Job :: Print the entire listing. Each line must match the original exactly.

Data provided ::
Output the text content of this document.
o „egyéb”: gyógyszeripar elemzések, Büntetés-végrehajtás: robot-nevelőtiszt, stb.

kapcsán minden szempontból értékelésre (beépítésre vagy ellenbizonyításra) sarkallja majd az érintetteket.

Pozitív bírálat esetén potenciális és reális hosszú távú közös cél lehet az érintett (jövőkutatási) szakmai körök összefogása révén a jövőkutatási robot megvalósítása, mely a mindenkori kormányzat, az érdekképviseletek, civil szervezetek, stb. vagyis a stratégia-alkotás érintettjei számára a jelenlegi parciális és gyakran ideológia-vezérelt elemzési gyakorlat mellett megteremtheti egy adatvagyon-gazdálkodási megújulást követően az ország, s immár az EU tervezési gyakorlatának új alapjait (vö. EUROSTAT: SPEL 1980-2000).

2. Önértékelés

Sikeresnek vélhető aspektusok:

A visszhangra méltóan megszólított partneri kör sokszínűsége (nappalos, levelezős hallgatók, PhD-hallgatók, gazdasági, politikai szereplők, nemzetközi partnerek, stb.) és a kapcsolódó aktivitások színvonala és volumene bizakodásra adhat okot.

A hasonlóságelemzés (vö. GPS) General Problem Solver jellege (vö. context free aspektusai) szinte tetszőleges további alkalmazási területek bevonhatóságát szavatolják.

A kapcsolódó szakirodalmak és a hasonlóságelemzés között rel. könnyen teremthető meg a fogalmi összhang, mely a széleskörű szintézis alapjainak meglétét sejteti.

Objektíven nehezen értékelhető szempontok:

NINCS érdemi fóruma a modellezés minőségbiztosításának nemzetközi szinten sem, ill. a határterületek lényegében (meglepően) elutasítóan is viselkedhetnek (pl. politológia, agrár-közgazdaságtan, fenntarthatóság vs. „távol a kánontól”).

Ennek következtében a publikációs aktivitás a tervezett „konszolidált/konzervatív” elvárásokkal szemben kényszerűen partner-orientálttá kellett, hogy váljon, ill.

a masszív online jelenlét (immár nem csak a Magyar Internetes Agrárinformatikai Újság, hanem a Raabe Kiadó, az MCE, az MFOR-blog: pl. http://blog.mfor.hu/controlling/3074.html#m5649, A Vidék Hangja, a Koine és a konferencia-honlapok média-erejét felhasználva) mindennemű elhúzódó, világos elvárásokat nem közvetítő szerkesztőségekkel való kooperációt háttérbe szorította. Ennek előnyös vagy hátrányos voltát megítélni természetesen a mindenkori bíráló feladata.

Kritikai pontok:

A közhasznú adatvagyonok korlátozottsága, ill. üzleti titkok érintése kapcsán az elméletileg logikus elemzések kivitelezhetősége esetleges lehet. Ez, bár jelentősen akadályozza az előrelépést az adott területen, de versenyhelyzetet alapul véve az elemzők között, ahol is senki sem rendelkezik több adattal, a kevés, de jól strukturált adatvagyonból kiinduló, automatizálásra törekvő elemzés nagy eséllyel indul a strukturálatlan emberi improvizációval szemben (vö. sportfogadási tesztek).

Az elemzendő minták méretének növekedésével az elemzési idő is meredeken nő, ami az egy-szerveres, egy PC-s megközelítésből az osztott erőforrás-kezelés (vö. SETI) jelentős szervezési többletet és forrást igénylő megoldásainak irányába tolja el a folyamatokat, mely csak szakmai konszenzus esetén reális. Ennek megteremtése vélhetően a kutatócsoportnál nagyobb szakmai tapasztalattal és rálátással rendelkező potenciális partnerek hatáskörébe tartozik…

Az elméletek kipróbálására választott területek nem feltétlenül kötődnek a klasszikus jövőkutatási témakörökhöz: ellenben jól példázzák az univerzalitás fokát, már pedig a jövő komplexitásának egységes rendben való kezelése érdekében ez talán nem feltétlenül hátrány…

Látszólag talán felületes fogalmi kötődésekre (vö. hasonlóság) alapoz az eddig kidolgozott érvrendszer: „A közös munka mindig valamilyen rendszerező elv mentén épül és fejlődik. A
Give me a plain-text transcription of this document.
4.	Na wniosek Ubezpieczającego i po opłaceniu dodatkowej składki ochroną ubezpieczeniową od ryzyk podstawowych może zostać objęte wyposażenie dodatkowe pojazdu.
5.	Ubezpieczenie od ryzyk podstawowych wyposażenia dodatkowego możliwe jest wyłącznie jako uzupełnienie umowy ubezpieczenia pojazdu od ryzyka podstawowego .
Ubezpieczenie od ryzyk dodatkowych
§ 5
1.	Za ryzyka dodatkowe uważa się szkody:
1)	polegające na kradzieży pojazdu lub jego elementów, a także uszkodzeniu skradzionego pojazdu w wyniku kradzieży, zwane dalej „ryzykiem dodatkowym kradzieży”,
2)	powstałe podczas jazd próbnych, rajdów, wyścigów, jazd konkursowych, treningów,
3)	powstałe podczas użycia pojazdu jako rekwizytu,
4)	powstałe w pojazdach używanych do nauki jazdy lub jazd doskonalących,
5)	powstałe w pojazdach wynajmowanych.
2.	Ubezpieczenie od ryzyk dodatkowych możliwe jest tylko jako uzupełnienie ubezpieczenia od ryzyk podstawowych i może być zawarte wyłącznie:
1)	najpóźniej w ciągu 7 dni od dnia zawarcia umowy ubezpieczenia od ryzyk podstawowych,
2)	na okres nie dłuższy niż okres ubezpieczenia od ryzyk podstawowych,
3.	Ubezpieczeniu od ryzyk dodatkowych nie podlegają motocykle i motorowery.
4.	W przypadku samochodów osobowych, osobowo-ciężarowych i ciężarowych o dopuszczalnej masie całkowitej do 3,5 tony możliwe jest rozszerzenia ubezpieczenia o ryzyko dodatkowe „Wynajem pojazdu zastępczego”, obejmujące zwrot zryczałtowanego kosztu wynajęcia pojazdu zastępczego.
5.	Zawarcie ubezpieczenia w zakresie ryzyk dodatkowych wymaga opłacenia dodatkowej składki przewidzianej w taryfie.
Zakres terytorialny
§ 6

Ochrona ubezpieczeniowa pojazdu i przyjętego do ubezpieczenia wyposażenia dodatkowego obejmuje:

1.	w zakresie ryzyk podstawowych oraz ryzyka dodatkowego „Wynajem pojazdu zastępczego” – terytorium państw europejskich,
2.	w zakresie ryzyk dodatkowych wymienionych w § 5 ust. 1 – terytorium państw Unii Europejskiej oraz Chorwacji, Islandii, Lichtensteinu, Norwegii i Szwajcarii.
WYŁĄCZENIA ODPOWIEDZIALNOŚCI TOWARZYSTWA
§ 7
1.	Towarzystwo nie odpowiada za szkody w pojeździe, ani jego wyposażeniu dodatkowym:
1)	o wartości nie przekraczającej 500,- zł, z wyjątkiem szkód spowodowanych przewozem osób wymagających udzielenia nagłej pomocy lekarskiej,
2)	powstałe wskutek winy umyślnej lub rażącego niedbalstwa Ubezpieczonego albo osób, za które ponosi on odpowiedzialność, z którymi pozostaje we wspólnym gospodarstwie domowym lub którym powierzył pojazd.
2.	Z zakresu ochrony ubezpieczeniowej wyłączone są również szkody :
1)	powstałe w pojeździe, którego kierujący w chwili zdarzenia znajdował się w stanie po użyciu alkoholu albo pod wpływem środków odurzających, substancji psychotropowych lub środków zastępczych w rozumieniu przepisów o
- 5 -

Expected answer ::
Output the text content of this document.
o „egyéb”: gyógyszeripar elemzések, Büntetés-végrehajtás: robot-nevelőtiszt, stb.

kapcsán minden szempontból értékelésre (beépítésre vagy ellenbizonyításra) sarkallja majd az érintetteket.

Pozitív bírálat esetén potenciális és reális hosszú távú közös cél lehet az érintett (jövőkutatási) szakmai körök összefogása révén a jövőkutatási robot megvalósítása, mely a mindenkori kormányzat, az érdekképviseletek, civil szervezetek, stb. vagyis a stratégia-alkotás érintettjei számára a jelenlegi parciális és gyakran ideológia-vezérelt elemzési gyakorlat mellett megteremtheti egy adatvagyon-gazdálkodási megújulást követően az ország, s immár az EU tervezési gyakorlatának új alapjait (vö. EUROSTAT: SPEL 1980-2000).

2. Önértékelés

Sikeresnek vélhető aspektusok:

A visszhangra méltóan megszólított partneri kör sokszínűsége (nappalos, levelezős hallgatók, PhD-hallgatók, gazdasági, politikai szereplők, nemzetközi partnerek, stb.) és a kapcsolódó aktivitások színvonala és volumene bizakodásra adhat okot.

A hasonlóságelemzés (vö. GPS) General Problem Solver jellege (vö. context free aspektusai) szinte tetszőleges további alkalmazási területek bevonhatóságát szavatolják.

A kapcsolódó szakirodalmak és a hasonlóságelemzés között rel. könnyen teremthető meg a fogalmi összhang, mely a széleskörű szintézis alapjainak meglétét sejteti.

Objektíven nehezen értékelhető szempontok:

NINCS érdemi fóruma a modellezés minőségbiztosításának nemzetközi szinten sem, ill. a határterületek lényegében (meglepően) elutasítóan is viselkedhetnek (pl. politológia, agrár-közgazdaságtan, fenntarthatóság vs. „távol a kánontól”).

Ennek következtében a publikációs aktivitás a tervezett „konszolidált/konzervatív” elvárásokkal szemben kényszerűen partner-orientálttá kellett, hogy váljon, ill.

a masszív online jelenlét (immár nem csak a Magyar Internetes Agrárinformatikai Újság, hanem a Raabe Kiadó, az MCE, az MFOR-blog: pl. http://blog.mfor.hu/controlling/3074.html#m5649, A Vidék Hangja, a Koine és a konferencia-honlapok média-erejét felhasználva) mindennemű elhúzódó, világos elvárásokat nem közvetítő szerkesztőségekkel való kooperációt háttérbe szorította. Ennek előnyös vagy hátrányos voltát megítélni természetesen a mindenkori bíráló feladata.

Kritikai pontok:

A közhasznú adatvagyonok korlátozottsága, ill. üzleti titkok érintése kapcsán az elméletileg logikus elemzések kivitelezhetősége esetleges lehet. Ez, bár jelentősen akadályozza az előrelépést az adott területen, de versenyhelyzetet alapul véve az elemzők között, ahol is senki sem rendelkezik több adattal, a kevés, de jól strukturált adatvagyonból kiinduló, automatizálásra törekvő elemzés nagy eséllyel indul a strukturálatlan emberi improvizációval szemben (vö. sportfogadási tesztek).

Az elemzendő minták méretének növekedésével az elemzési idő is meredeken nő, ami az egy-szerveres, egy PC-s megközelítésből az osztott erőforrás-kezelés (vö. SETI) jelentős szervezési többletet és forrást igénylő megoldásainak irányába tolja el a folyamatokat, mely csak szakmai konszenzus esetén reális. Ennek megteremtése vélhetően a kutatócsoportnál nagyobb szakmai tapasztalattal és rálátással rendelkező potenciális partnerek hatáskörébe tartozik…

Az elméletek kipróbálására választott területek nem feltétlenül kötődnek a klasszikus jövőkutatási témakörökhöz: ellenben jól példázzák az univerzalitás fokát, már pedig a jövő komplexitásának egységes rendben való kezelése érdekében ez talán nem feltétlenül hátrány…

Látszólag talán felületes fogalmi kötődésekre (vö. hasonlóság) alapoz az eddig kidolgozott érvrendszer: „A közös munka mindig valamilyen rendszerező elv mentén épül és fejlődik. A
Give me a plain-text transcription of this document.
4.	Na wniosek Ubezpieczającego i po opłaceniu dodatkowej składki ochroną ubezpieczeniową od ryzyk podstawowych może zostać objęte wyposażenie dodatkowe pojazdu.
5.	Ubezpieczenie od ryzyk podstawowych wyposażenia dodatkowego możliwe jest wyłącznie jako uzupełnienie umowy ubezpieczenia pojazdu od ryzyka podstawowego .
Ubezpieczenie od ryzyk dodatkowych
§ 5
1.	Za ryzyka dodatkowe uważa się szkody:
1)	polegające na kradzieży pojazdu lub jego elementów, a także uszkodzeniu skradzionego pojazdu w wyniku kradzieży, zwane dalej „ryzykiem dodatkowym kradzieży”,
2)	powstałe podczas jazd próbnych, rajdów, wyścigów, jazd konkursowych, treningów,
3)	powstałe podczas użycia pojazdu jako rekwizytu,
4)	powstałe w pojazdach używanych do nauki jazdy lub jazd doskonalących,
5)	powstałe w pojazdach wynajmowanych.
2.	Ubezpieczenie od ryzyk dodatkowych możliwe jest tylko jako uzupełnienie ubezpieczenia od ryzyk podstawowych i może być zawarte wyłącznie:
1)	najpóźniej w ciągu 7 dni od dnia zawarcia umowy ubezpieczenia od ryzyk podstawowych,
2)	na okres nie dłuższy niż okres ubezpieczenia od ryzyk podstawowych,
3.	Ubezpieczeniu od ryzyk dodatkowych nie podlegają motocykle i motorowery.
4.	W przypadku samochodów osobowych, osobowo-ciężarowych i ciężarowych o dopuszczalnej masie całkowitej do 3,5 tony możliwe jest rozszerzenia ubezpieczenia o ryzyko dodatkowe „Wynajem pojazdu zastępczego”, obejmujące zwrot zryczałtowanego kosztu wynajęcia pojazdu zastępczego.
5.	Zawarcie ubezpieczenia w zakresie ryzyk dodatkowych wymaga opłacenia dodatkowej składki przewidzianej w taryfie.
Zakres terytorialny
§ 6

Ochrona ubezpieczeniowa pojazdu i przyjętego do ubezpieczenia wyposażenia dodatkowego obejmuje:

1.	w zakresie ryzyk podstawowych oraz ryzyka dodatkowego „Wynajem pojazdu zastępczego” – terytorium państw europejskich,
2.	w zakresie ryzyk dodatkowych wymienionych w § 5 ust. 1 – terytorium państw Unii Europejskiej oraz Chorwacji, Islandii, Lichtensteinu, Norwegii i Szwajcarii.
WYŁĄCZENIA ODPOWIEDZIALNOŚCI TOWARZYSTWA
§ 7
1.	Towarzystwo nie odpowiada za szkody w pojeździe, ani jego wyposażeniu dodatkowym:
1)	o wartości nie przekraczającej 500,- zł, z wyjątkiem szkód spowodowanych przewozem osób wymagających udzielenia nagłej pomocy lekarskiej,
2)	powstałe wskutek winy umyślnej lub rażącego niedbalstwa Ubezpieczonego albo osób, za które ponosi on odpowiedzialność, z którymi pozostaje we wspólnym gospodarstwie domowym lub którym powierzył pojazd.
2.	Z zakresu ochrony ubezpieczeniowej wyłączone są również szkody :
1)	powstałe w pojeździe, którego kierujący w chwili zdarzenia znajdował się w stanie po użyciu alkoholu albo pod wpływem środków odurzających, substancji psychotropowych lub środków zastępczych w rozumieniu przepisów o
- 5 -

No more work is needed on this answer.